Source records
.....
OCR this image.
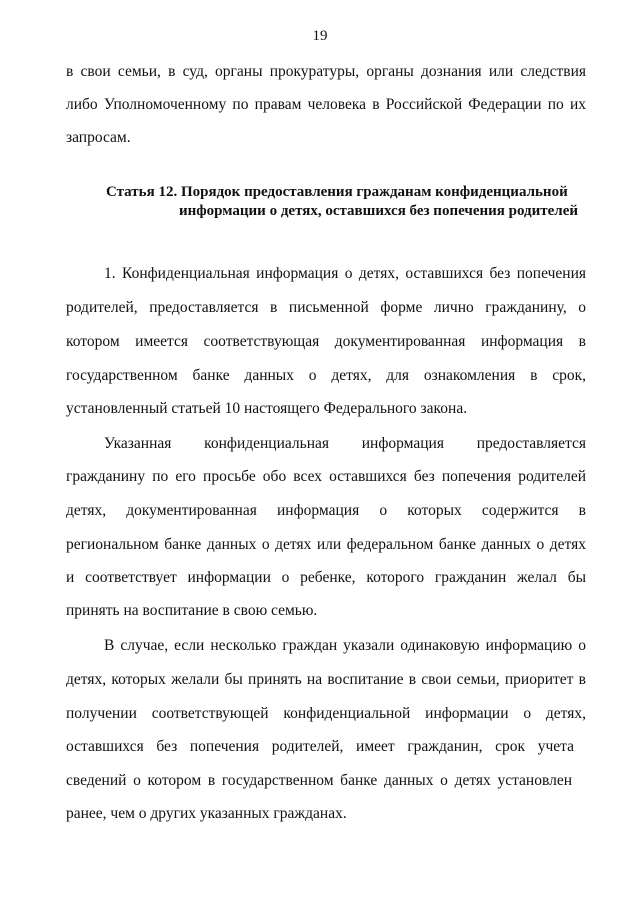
19
в свои семьи, в суд, органы прокуратуры, органы дознания или следствия
либо Уполномоченному по правам человека в Российской Федерации по их
запросам.
Статья 12. Порядок предоставления гражданам конфиденциальной
информации о детях, оставшихся без попечения родителей
1. Конфиденциальная информация о детях, оставшихся без попечения
родителей, предоставляется в письменной форме лично гражданину, о
котором имеется соответствующая документированная информация в
государственном банке данных о детях, для ознакомления в срок,
установленный статьей 10 настоящего Федерального закона.
Указанная конфиденциальная информация предоставляется
гражданину по его просьбе обо всех оставшихся без попечения родителей
детях, документированная информация о которых содержится в
региональном банке данных о детях или федеральном банке данных о детях
и соответствует информации о ребенке, которого гражданин желал бы
принять на воспитание в свою семью.
В случае, если несколько граждан указали одинаковую информацию о
детях, которых желали бы принять на воспитание в свои семьи, приоритет в
получении соответствующей конфиденциальной информации о детях,
оставшихся без попечения родителей, имеет гражданин, срок учета
сведений о котором в государственном банке данных о детях установлен
ранее, чем о других указанных гражданах.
.....
Without the pictures, extract every entry verbatim.

--- Final answer ---
OCR this image.
19
в свои семьи, в суд, органы прокуратуры, органы дознания или следствия
либо Уполномоченному по правам человека в Российской Федерации по их
запросам.
Статья 12. Порядок предоставления гражданам конфиденциальной
информации о детях, оставшихся без попечения родителей
1. Конфиденциальная информация о детях, оставшихся без попечения
родителей, предоставляется в письменной форме лично гражданину, о
котором имеется соответствующая документированная информация в
государственном банке данных о детях, для ознакомления в срок,
установленный статьей 10 настоящего Федерального закона.
Указанная конфиденциальная информация предоставляется
гражданину по его просьбе обо всех оставшихся без попечения родителей
детях, документированная информация о которых содержится в
региональном банке данных о детях или федеральном банке данных о детях
и соответствует информации о ребенке, которого гражданин желал бы
принять на воспитание в свою семью.
В случае, если несколько граждан указали одинаковую информацию о
детях, которых желали бы принять на воспитание в свои семьи, приоритет в
получении соответствующей конфиденциальной информации о детях,
оставшихся без попечения родителей, имеет гражданин, срок учета
сведений о котором в государственном банке данных о детях установлен
ранее, чем о других указанных гражданах.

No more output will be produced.